→ **What is being asked**:
Search the records for the word "internal" and report each line that has it.

→ **Extracted records**:
|---|

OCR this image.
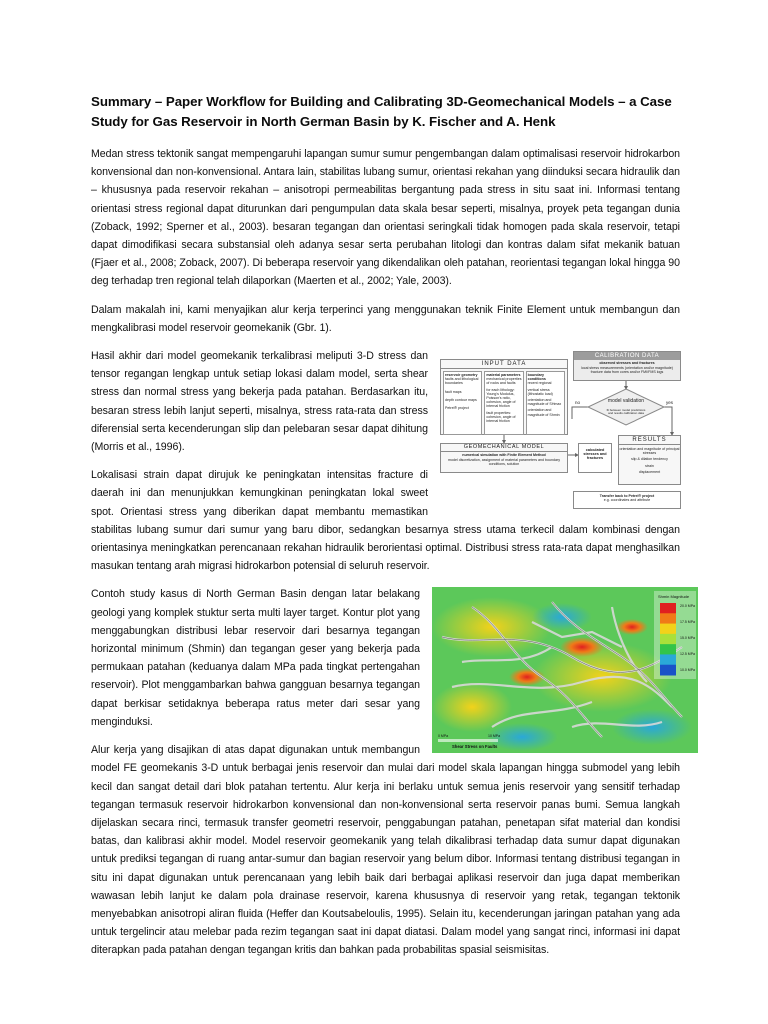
Summary – Paper Workflow for Building and Calibrating 3D-Geomechanical Models – a Case Study for Gas Reservoir in North German Basin by K. Fischer and A. Henk

Medan stress tektonik sangat mempengaruhi lapangan sumur sumur pengembangan dalam optimalisasi reservoir hidrokarbon konvensional dan non-konvensional. Antara lain, stabilitas lubang sumur, orientasi rekahan yang diinduksi secara hidraulik dan – khususnya pada reservoir rekahan – anisotropi permeabilitas bergantung pada stress in situ saat ini. Informasi tentang orientasi stress regional dapat diturunkan dari pengumpulan data skala besar seperti, misalnya, proyek peta tegangan dunia (Zoback, 1992; Sperner et al., 2003). besaran tegangan dan orientasi seringkali tidak homogen pada skala reservoir, tetapi dapat dimodifikasi secara substansial oleh adanya sesar serta perubahan litologi dan kontras dalam sifat mekanik batuan (Fjaer et al., 2008; Zoback, 2007). Di beberapa reservoir yang dikendalikan oleh patahan, reorientasi tegangan lokal hingga 90 deg terhadap tren regional telah dilaporkan (Maerten et al., 2002; Yale, 2003).

Dalam makalah ini, kami menyajikan alur kerja terperinci yang menggunakan teknik Finite Element untuk membangun dan mengkalibrasi model reservoir geomekanik (Gbr. 1).

CALIBRATION DATA
observed stresses and fractures
local stress measurements (orientation and/or magnitude) fracture data from cores and/or FMI/FMS logs
INPUT DATA
reservoir geometry
faults and lithological boundaries
fault maps
depth contour maps
Petrel® project
material parameters
mechanical properties of rocks and faults
for each lithology: Young's Modulus, Poisson's ratio, cohesion, angle of internal friction
fault properties: cohesion, angle of internal friction
boundary conditions
recent regional
vertical stress (lithostatic load)
orientation and magnitude of SHmax
orientation and magnitude of Shmin
model validation
fit between model predictions and results calibration data
no	yes
GEOMECHANICAL MODEL
numerical simulation with Finite Element Method
model discretization, assignment of material parameters and boundary conditions, solution
calculated stresses and fractures
RESULTS
orientation and magnitude of principal stresses
slip & dilation tendency
strain
displacement
Transfer back to Petrel® project
e.g. coordinates and attribute

Hasil akhir dari model geomekanik terkalibrasi meliputi 3-D stress dan tensor regangan lengkap untuk setiap lokasi dalam model, serta shear stress dan normal stress yang bekerja pada patahan. Berdasarkan itu, besaran stress lebih lanjut seperti, misalnya, stress rata-rata dan stress diferensial serta kecenderungan slip dan pelebaran sesar dapat dihitung (Morris et al., 1996).

Lokalisasi strain dapat dirujuk ke peningkatan intensitas fracture di daerah ini dan menunjukkan kemungkinan peningkatan lokal sweet spot. Orientasi stress yang diberikan dapat membantu memastikan stabilitas lubang sumur dari sumur yang baru dibor, sedangkan besarnya stress utama terkecil dalam kombinasi dengan orientasinya meningkatkan perencanaan rekahan hidraulik berorientasi optimal. Distribusi stress rata-rata dapat menghasilkan masukan tentang arah migrasi hidrokarbon potensial di seluruh reservoir.

Shmin Magnitude
20.0 MPa
17.5 MPa
15.0 MPa
12.5 MPa
10.0 MPa
0 MPa	10 MPa
Shear Stress on Faults

Contoh study kasus di North German Basin dengan latar belakang geologi yang komplek stuktur serta multi layer target. Kontur plot yang menggabungkan distribusi lebar reservoir dari besarnya tegangan horizontal minimum (Shmin) dan tegangan geser yang bekerja pada permukaan patahan (keduanya dalam MPa pada tingkat pertengahan reservoir). Plot menggambarkan bahwa gangguan besarnya tegangan dapat berkisar setidaknya beberapa ratus meter dari sesar yang menginduksi.

Alur kerja yang disajikan di atas dapat digunakan untuk membangun model FE geomekanis 3-D untuk berbagai jenis reservoir dan mulai dari model skala lapangan hingga submodel yang lebih kecil dan sangat detail dari blok patahan tertentu. Alur kerja ini berlaku untuk semua jenis reservoir yang sensitif terhadap tegangan termasuk reservoir hidrokarbon konvensional dan non-konvensional serta reservoir panas bumi. Semua langkah dijelaskan secara rinci, termasuk transfer geometri reservoir, penggabungan patahan, penetapan sifat material dan kondisi batas, dan kalibrasi akhir model. Model reservoir geomekanik yang telah dikalibrasi terhadap data sumur dapat digunakan untuk prediksi tegangan di ruang antar-sumur dan bagian reservoir yang belum dibor. Informasi tentang distribusi tegangan in situ ini dapat digunakan untuk perencanaan yang lebih baik dari berbagai aplikasi reservoir dan juga dapat memberikan wawasan lebih lanjut ke dalam pola drainase reservoir, karena khususnya di reservoir yang retak, tegangan tektonik menyebabkan anisotropi aliran fluida (Heffer dan Koutsabeloulis, 1995). Selain itu, kecenderungan jaringan patahan yang ada untuk tergelincir atau melebar pada rezim tegangan saat ini dapat diatasi. Dalam model yang sangat rinci, informasi ini dapat diterapkan pada patahan dengan tegangan kritis dan bahkan pada probabilitas spasial seismisitas.
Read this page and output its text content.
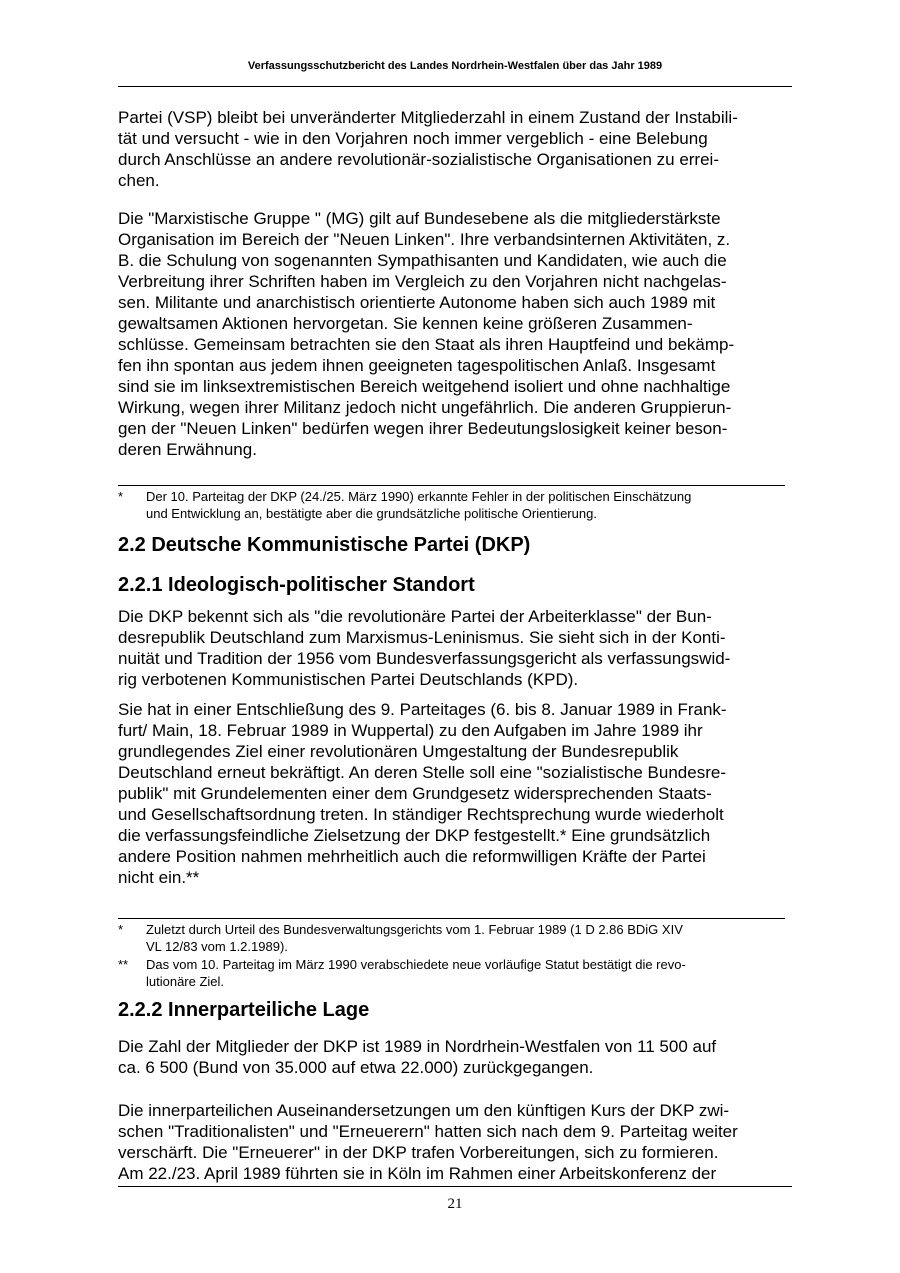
Verfassungsschutzbericht des Landes Nordrhein-Westfalen über das Jahr 1989
Partei (VSP) bleibt bei unveränderter Mitgliederzahl in einem Zustand der Instabili-
tät und versucht - wie in den Vorjahren noch immer vergeblich - eine Belebung
durch Anschlüsse an andere revolutionär-sozialistische Organisationen zu errei-
chen.
Die "Marxistische Gruppe " (MG) gilt auf Bundesebene als die mitgliederstärkste
Organisation im Bereich der "Neuen Linken". Ihre verbandsinternen Aktivitäten, z.
B. die Schulung von sogenannten Sympathisanten und Kandidaten, wie auch die
Verbreitung ihrer Schriften haben im Vergleich zu den Vorjahren nicht nachgelas-
sen. Militante und anarchistisch orientierte Autonome haben sich auch 1989 mit
gewaltsamen Aktionen hervorgetan. Sie kennen keine größeren Zusammen-
schlüsse. Gemeinsam betrachten sie den Staat als ihren Hauptfeind und bekämp-
fen ihn spontan aus jedem ihnen geeigneten tagespolitischen Anlaß. Insgesamt
sind sie im linksextremistischen Bereich weitgehend isoliert und ohne nachhaltige
Wirkung, wegen ihrer Militanz jedoch nicht ungefährlich. Die anderen Gruppierun-
gen der "Neuen Linken" bedürfen wegen ihrer Bedeutungslosigkeit keiner beson-
deren Erwähnung.
* Der 10. Parteitag der DKP (24./25. März 1990) erkannte Fehler in der politischen Einschätzung
und Entwicklung an, bestätigte aber die grundsätzliche politische Orientierung.
2.2 Deutsche Kommunistische Partei (DKP)
2.2.1 Ideologisch-politischer Standort
Die DKP bekennt sich als "die revolutionäre Partei der Arbeiterklasse" der Bun-
desrepublik Deutschland zum Marxismus-Leninismus. Sie sieht sich in der Konti-
nuität und Tradition der 1956 vom Bundesverfassungsgericht als verfassungswid-
rig verbotenen Kommunistischen Partei Deutschlands (KPD).
Sie hat in einer Entschließung des 9. Parteitages (6. bis 8. Januar 1989 in Frank-
furt/ Main, 18. Februar 1989 in Wuppertal) zu den Aufgaben im Jahre 1989 ihr
grundlegendes Ziel einer revolutionären Umgestaltung der Bundesrepublik
Deutschland erneut bekräftigt. An deren Stelle soll eine "sozialistische Bundesre-
publik" mit Grundelementen einer dem Grundgesetz widersprechenden Staats-
und Gesellschaftsordnung treten. In ständiger Rechtsprechung wurde wiederholt
die verfassungsfeindliche Zielsetzung der DKP festgestellt.* Eine grundsätzlich
andere Position nahmen mehrheitlich auch die reformwilligen Kräfte der Partei
nicht ein.**
* Zuletzt durch Urteil des Bundesverwaltungsgerichts vom 1. Februar 1989 (1 D 2.86 BDiG XIV
VL 12/83 vom 1.2.1989).
** Das vom 10. Parteitag im März 1990 verabschiedete neue vorläufige Statut bestätigt die revo-
lutionäre Ziel.
2.2.2 Innerparteiliche Lage
Die Zahl der Mitglieder der DKP ist 1989 in Nordrhein-Westfalen von 11 500 auf
ca. 6 500 (Bund von 35.000 auf etwa 22.000) zurückgegangen.
Die innerparteilichen Auseinandersetzungen um den künftigen Kurs der DKP zwi-
schen "Traditionalisten" und "Erneuerern" hatten sich nach dem 9. Parteitag weiter
verschärft. Die "Erneuerer" in der DKP trafen Vorbereitungen, sich zu formieren.
Am 22./23. April 1989 führten sie in Köln im Rahmen einer Arbeitskonferenz der
21
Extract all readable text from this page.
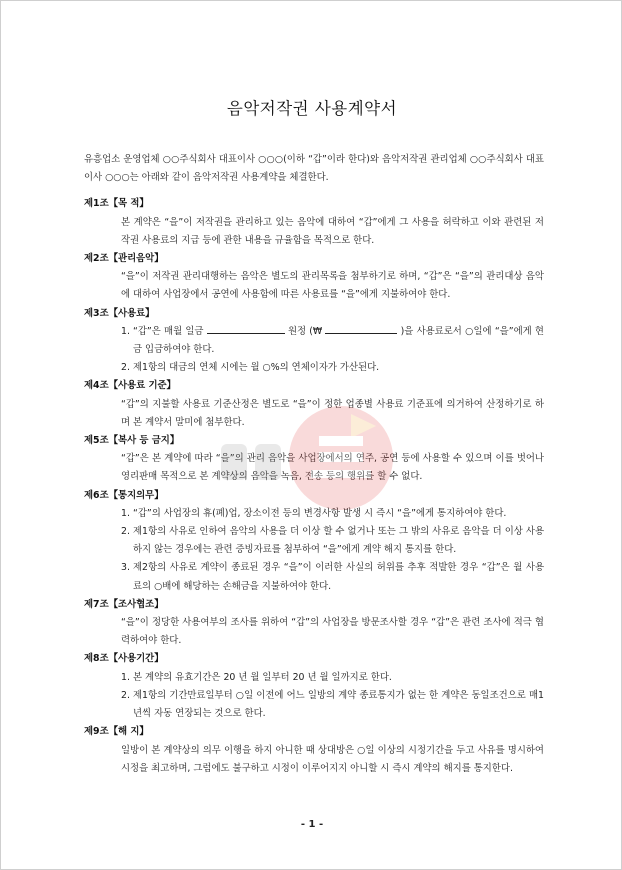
음악저작권 사용계약서
유흥업소 운영업체 ○○주식회사 대표이사 ○○○(이하 “갑”이라 한다)와 음악저작권 관리업체 ○○주식회사 대표이사 ○○○는 아래와 같이 음악저작권 사용계약을 체결한다.
제1조【목 적】
본 계약은 “을”이 저작권을 관리하고 있는 음악에 대하여 “갑”에게 그 사용을 허락하고 이와 관련된 저작권 사용료의 지급 등에 관한 내용을 규율함을 목적으로 한다.
제2조【관리음악】
“을”이 저작권 관리대행하는 음악은 별도의 관리목록을 첨부하기로 하며, “갑”은 “을”의 관리대상 음악에 대하여 사업장에서 공연에 사용함에 따른 사용료를 “을”에게 지불하여야 한다.
제3조【사용료】
1. “갑”은 매월 일금	원정 (₩	)을 사용료로서 ○일에 “을”에게 현금 입금하여야 한다.
2. 제1항의 대금의 연체 시에는 월 ○%의 연체이자가 가산된다.
제4조【사용료 기준】
“갑”의 지불할 사용료 기준산정은 별도로 “을”이 정한 업종별 사용료 기준표에 의거하여 산정하기로 하며 본 계약서 말미에 첨부한다.
제5조【복사 등 금지】
“갑”은 본 계약에 따라 “을”의 관리 음악을 사업장에서의 연주, 공연 등에 사용할 수 있으며 이를 벗어나 영리판매 목적으로 본 계약상의 음악을 녹음, 전송 등의 행위를 할 수 없다.
제6조【통지의무】
1. “갑”의 사업장의 휴(폐)업, 장소이전 등의 변경사항 발생 시 즉시 “을”에게 통지하여야 한다.
2. 제1항의 사유로 인하여 음악의 사용을 더 이상 할 수 없거나 또는 그 밖의 사유로 음악을 더 이상 사용하지 않는 경우에는 관련 증빙자료를 첨부하여 “을”에게 계약 해지 통지를 한다.
3. 제2항의 사유로 계약이 종료된 경우 “을”이 이러한 사실의 허위를 추후 적발한 경우 “갑”은 월 사용료의 ○배에 해당하는 손해금을 지불하여야 한다.
제7조【조사협조】
“을”이 정당한 사용여부의 조사를 위하여 “갑”의 사업장을 방문조사할 경우 “갑”은 관련 조사에 적극 협력하여야 한다.
제8조【사용기간】
1. 본 계약의 유효기간은 20 년 월 일부터 20 년 월 일까지로 한다.
2. 제1항의 기간만료일부터 ○일 이전에 어느 일방의 계약 종료통지가 없는 한 계약은 동일조건으로 매1년씩 자동 연장되는 것으로 한다.
제9조【해 지】
일방이 본 계약상의 의무 이행을 하지 아니한 때 상대방은 ○일 이상의 시정기간을 두고 사유를 명시하여 시정을 최고하며, 그럼에도 불구하고 시정이 이루어지지 아니할 시 즉시 계약의 해지를 통지한다.
- 1 -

|---|

→ **Solution to this task**:
for each lithology: Young's Modulus, Poisson's ratio, cohesion, angle of internal friction
fault properties: cohesion, angle of internal friction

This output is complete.